* [Goal] Copy every one of the following rows word for word, changing nothing.
--- BEGIN Stored rows ---
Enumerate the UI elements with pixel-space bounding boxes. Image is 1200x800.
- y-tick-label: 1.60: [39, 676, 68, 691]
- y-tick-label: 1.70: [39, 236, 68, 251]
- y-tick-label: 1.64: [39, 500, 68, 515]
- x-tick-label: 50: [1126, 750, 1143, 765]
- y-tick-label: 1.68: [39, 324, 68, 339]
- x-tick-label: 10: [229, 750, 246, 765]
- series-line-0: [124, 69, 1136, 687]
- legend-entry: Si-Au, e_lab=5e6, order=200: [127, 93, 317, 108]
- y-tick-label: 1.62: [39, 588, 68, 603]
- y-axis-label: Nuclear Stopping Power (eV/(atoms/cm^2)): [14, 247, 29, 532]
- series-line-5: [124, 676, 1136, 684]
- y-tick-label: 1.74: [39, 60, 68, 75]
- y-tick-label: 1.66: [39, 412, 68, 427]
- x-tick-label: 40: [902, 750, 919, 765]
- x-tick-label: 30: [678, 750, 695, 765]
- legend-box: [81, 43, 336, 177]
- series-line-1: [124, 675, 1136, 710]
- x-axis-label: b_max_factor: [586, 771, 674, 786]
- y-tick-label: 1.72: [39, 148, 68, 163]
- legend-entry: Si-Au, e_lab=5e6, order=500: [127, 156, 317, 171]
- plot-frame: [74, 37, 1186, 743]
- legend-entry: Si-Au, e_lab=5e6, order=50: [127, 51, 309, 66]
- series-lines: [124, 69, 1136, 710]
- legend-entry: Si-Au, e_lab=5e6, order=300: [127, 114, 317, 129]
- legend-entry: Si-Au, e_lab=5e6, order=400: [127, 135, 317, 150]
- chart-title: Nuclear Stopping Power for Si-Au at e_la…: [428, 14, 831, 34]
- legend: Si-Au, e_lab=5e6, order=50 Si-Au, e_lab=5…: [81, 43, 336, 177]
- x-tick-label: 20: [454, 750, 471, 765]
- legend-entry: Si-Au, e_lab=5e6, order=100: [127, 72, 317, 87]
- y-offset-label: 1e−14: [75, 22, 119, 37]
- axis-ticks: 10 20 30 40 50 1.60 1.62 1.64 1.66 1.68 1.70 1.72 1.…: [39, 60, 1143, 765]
--- END Stored rows ---
* [Task solution]
Enumerate the UI elements with pixel-space bounding boxes. Image is 1200x800.
- y-tick-label: 1.60: [39, 676, 68, 691]
- y-tick-label: 1.70: [39, 236, 68, 251]
- y-tick-label: 1.64: [39, 500, 68, 515]
- x-tick-label: 50: [1126, 750, 1143, 765]
- y-tick-label: 1.68: [39, 324, 68, 339]
- x-tick-label: 10: [229, 750, 246, 765]
- series-line-0: [124, 69, 1136, 687]
- legend-entry: Si-Au, e_lab=5e6, order=200: [127, 93, 317, 108]
- y-tick-label: 1.62: [39, 588, 68, 603]
- y-axis-label: Nuclear Stopping Power (eV/(atoms/cm^2)): [14, 247, 29, 532]
- series-line-5: [124, 676, 1136, 684]
- y-tick-label: 1.74: [39, 60, 68, 75]
- y-tick-label: 1.66: [39, 412, 68, 427]
- x-tick-label: 40: [902, 750, 919, 765]
- x-tick-label: 30: [678, 750, 695, 765]
- legend-box: [81, 43, 336, 177]
- series-line-1: [124, 675, 1136, 710]
- x-axis-label: b_max_factor: [586, 771, 674, 786]
- y-tick-label: 1.72: [39, 148, 68, 163]
- legend-entry: Si-Au, e_lab=5e6, order=500: [127, 156, 317, 171]
- plot-frame: [74, 37, 1186, 743]
- legend-entry: Si-Au, e_lab=5e6, order=50: [127, 51, 309, 66]
- series-lines: [124, 69, 1136, 710]
- legend-entry: Si-Au, e_lab=5e6, order=300: [127, 114, 317, 129]
- legend-entry: Si-Au, e_lab=5e6, order=400: [127, 135, 317, 150]
- chart-title: Nuclear Stopping Power for Si-Au at e_la…: [428, 14, 831, 34]
- legend: Si-Au, e_lab=5e6, order=50 Si-Au, e_lab=5…: [81, 43, 336, 177]
- x-tick-label: 20: [454, 750, 471, 765]
- legend-entry: Si-Au, e_lab=5e6, order=100: [127, 72, 317, 87]
- y-offset-label: 1e−14: [75, 22, 119, 37]
- axis-ticks: 10 20 30 40 50 1.60 1.62 1.64 1.66 1.68 1.70 1.72 1.…: [39, 60, 1143, 765]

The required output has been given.